■ **What this task involves**:
Drop the images; return everything else in the listing below exactly.

■ **Input data**:
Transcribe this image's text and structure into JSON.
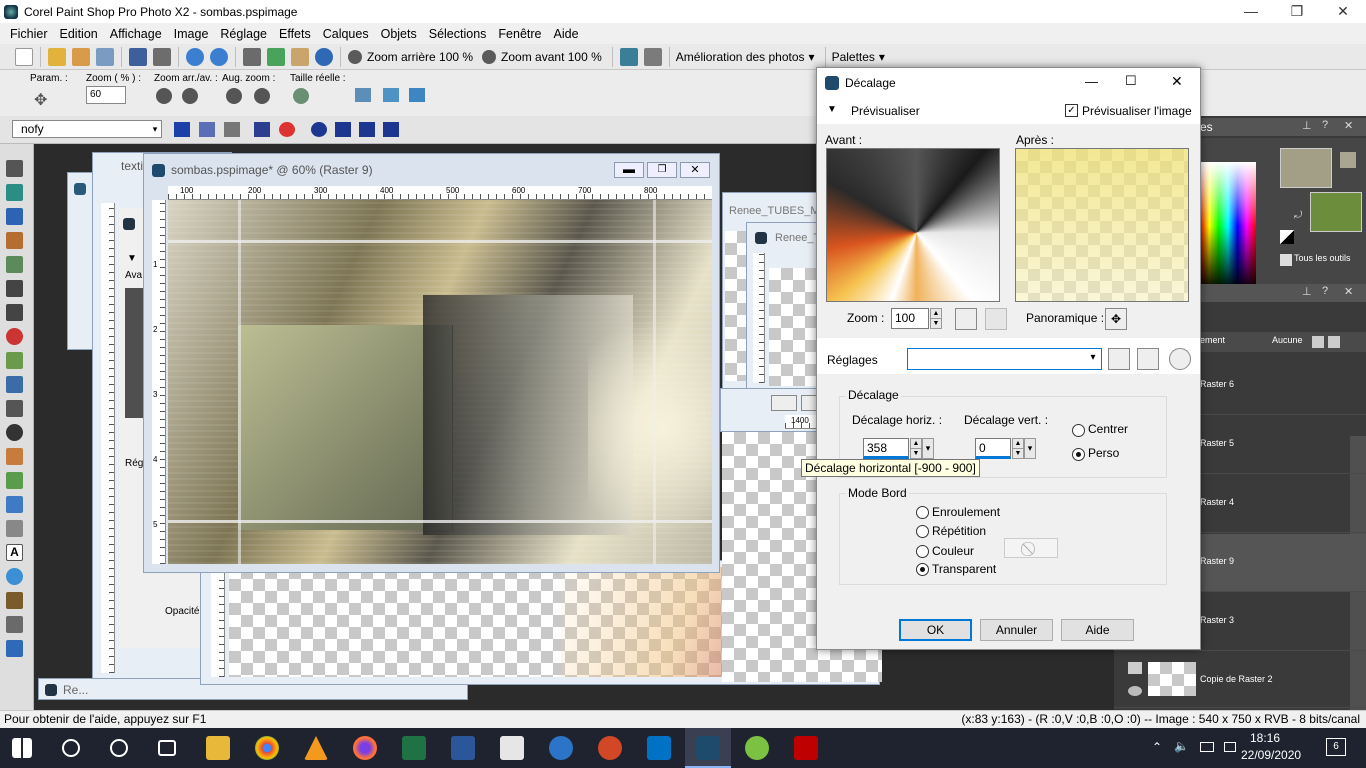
{
  "window": {
    "title": "Corel Paint Shop Pro Photo X2 - sombas.pspimage",
    "minimize": "—",
    "restore": "❐",
    "close": "✕"
  },
  "menu": [
    "Fichier",
    "Edition",
    "Affichage",
    "Image",
    "Réglage",
    "Effets",
    "Calques",
    "Objets",
    "Sélections",
    "Fenêtre",
    "Aide"
  ],
  "toolbar": {
    "zoom_out": "Zoom arrière 100 %",
    "zoom_in": "Zoom avant 100 %",
    "enhance": "Amélioration des photos",
    "palettes": "Palettes"
  },
  "tool_options": {
    "param": "Param. :",
    "zoom_pct": "Zoom ( % ) :",
    "zoom_value": "60",
    "zoom_arr": "Zoom arr./av. :",
    "aug_zoom": "Aug. zoom :",
    "real_size": "Taille réelle :"
  },
  "script_bar": {
    "script_name": "nofy"
  },
  "documents": {
    "main_title": "sombas.pspimage* @  60% (Raster 9)",
    "back_title_1": "texti",
    "back_title_2": "Renee_TUBES_M",
    "back_title_3": "Renee_T",
    "back_title_4": "Re...",
    "ruler_h": [
      "100",
      "200",
      "300",
      "400",
      "500",
      "600",
      "700",
      "800"
    ],
    "ruler_v": [
      "1",
      "2",
      "3",
      "4",
      "5"
    ],
    "side_labels": {
      "avant": "Ava",
      "reg": "Rég",
      "opacity": "Opacité",
      "ruler_1400": "1400"
    }
  },
  "right_panel": {
    "materials_header": "es",
    "all_tools": "Tous les outils",
    "layers_toolbar": {
      "element": "ement",
      "none": "Aucune"
    },
    "layers": [
      "Raster 6",
      "Raster 5",
      "Raster 4",
      "Raster 9",
      "Raster 3",
      "Copie de Raster 2"
    ]
  },
  "dialog": {
    "title": "Décalage",
    "preview_toggle": "Prévisualiser",
    "preview_image": "Prévisualiser l'image",
    "before": "Avant :",
    "after": "Après :",
    "zoom_label": "Zoom :",
    "zoom_value": "100",
    "pan_label": "Panoramique :",
    "settings_label": "Réglages",
    "offset_group": "Décalage",
    "horiz_label": "Décalage horiz. :",
    "horiz_value": "358",
    "vert_label": "Décalage vert. :",
    "vert_value": "0",
    "center": "Centrer",
    "custom": "Perso",
    "edge_group": "Mode Bord",
    "wrap": "Enroulement",
    "repeat": "Répétition",
    "color": "Couleur",
    "transparent": "Transparent",
    "ok": "OK",
    "cancel": "Annuler",
    "help": "Aide"
  },
  "tooltip": "Décalage horizontal [-900 - 900]",
  "status": {
    "help": "Pour obtenir de l'aide, appuyez sur F1",
    "info": "(x:83 y:163) - (R :0,V :0,B :0,O :0) -- Image :  540 x 750 x RVB - 8 bits/canal"
  },
  "taskbar": {
    "time": "18:16",
    "date": "22/09/2020",
    "notif": "6"
  },
  "colors": {
    "accent": "#0078d7",
    "taskbar": "#1f2330",
    "foreground_swatch": "#a39f86",
    "background_swatch": "#6b8d3c"
  }
}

■ **Exercise result**:
Transcribe this image's text and structure into JSON.
{
  "window": {
    "title": "Corel Paint Shop Pro Photo X2 - sombas.pspimage",
    "minimize": "—",
    "restore": "❐",
    "close": "✕"
  },
  "menu": [
    "Fichier",
    "Edition",
    "Affichage",
    "Image",
    "Réglage",
    "Effets",
    "Calques",
    "Objets",
    "Sélections",
    "Fenêtre",
    "Aide"
  ],
  "toolbar": {
    "zoom_out": "Zoom arrière 100 %",
    "zoom_in": "Zoom avant 100 %",
    "enhance": "Amélioration des photos",
    "palettes": "Palettes"
  },
  "tool_options": {
    "param": "Param. :",
    "zoom_pct": "Zoom ( % ) :",
    "zoom_value": "60",
    "zoom_arr": "Zoom arr./av. :",
    "aug_zoom": "Aug. zoom :",
    "real_size": "Taille réelle :"
  },
  "script_bar": {
    "script_name": "nofy"
  },
  "documents": {
    "main_title": "sombas.pspimage* @  60% (Raster 9)",
    "back_title_1": "texti",
    "back_title_2": "Renee_TUBES_M",
    "back_title_3": "Renee_T",
    "back_title_4": "Re...",
    "ruler_h": [
      "100",
      "200",
      "300",
      "400",
      "500",
      "600",
      "700",
      "800"
    ],
    "ruler_v": [
      "1",
      "2",
      "3",
      "4",
      "5"
    ],
    "side_labels": {
      "avant": "Ava",
      "reg": "Rég",
      "opacity": "Opacité",
      "ruler_1400": "1400"
    }
  },
  "right_panel": {
    "materials_header": "es",
    "all_tools": "Tous les outils",
    "layers_toolbar": {
      "element": "ement",
      "none": "Aucune"
    },
    "layers": [
      "Raster 6",
      "Raster 5",
      "Raster 4",
      "Raster 9",
      "Raster 3",
      "Copie de Raster 2"
    ]
  },
  "dialog": {
    "title": "Décalage",
    "preview_toggle": "Prévisualiser",
    "preview_image": "Prévisualiser l'image",
    "before": "Avant :",
    "after": "Après :",
    "zoom_label": "Zoom :",
    "zoom_value": "100",
    "pan_label": "Panoramique :",
    "settings_label": "Réglages",
    "offset_group": "Décalage",
    "horiz_label": "Décalage horiz. :",
    "horiz_value": "358",
    "vert_label": "Décalage vert. :",
    "vert_value": "0",
    "center": "Centrer",
    "custom": "Perso",
    "edge_group": "Mode Bord",
    "wrap": "Enroulement",
    "repeat": "Répétition",
    "color": "Couleur",
    "transparent": "Transparent",
    "ok": "OK",
    "cancel": "Annuler",
    "help": "Aide"
  },
  "tooltip": "Décalage horizontal [-900 - 900]",
  "status": {
    "help": "Pour obtenir de l'aide, appuyez sur F1",
    "info": "(x:83 y:163) - (R :0,V :0,B :0,O :0) -- Image :  540 x 750 x RVB - 8 bits/canal"
  },
  "taskbar": {
    "time": "18:16",
    "date": "22/09/2020",
    "notif": "6"
  },
  "colors": {
    "accent": "#0078d7",
    "taskbar": "#1f2330",
    "foreground_swatch": "#a39f86",
    "background_swatch": "#6b8d3c"
  }
}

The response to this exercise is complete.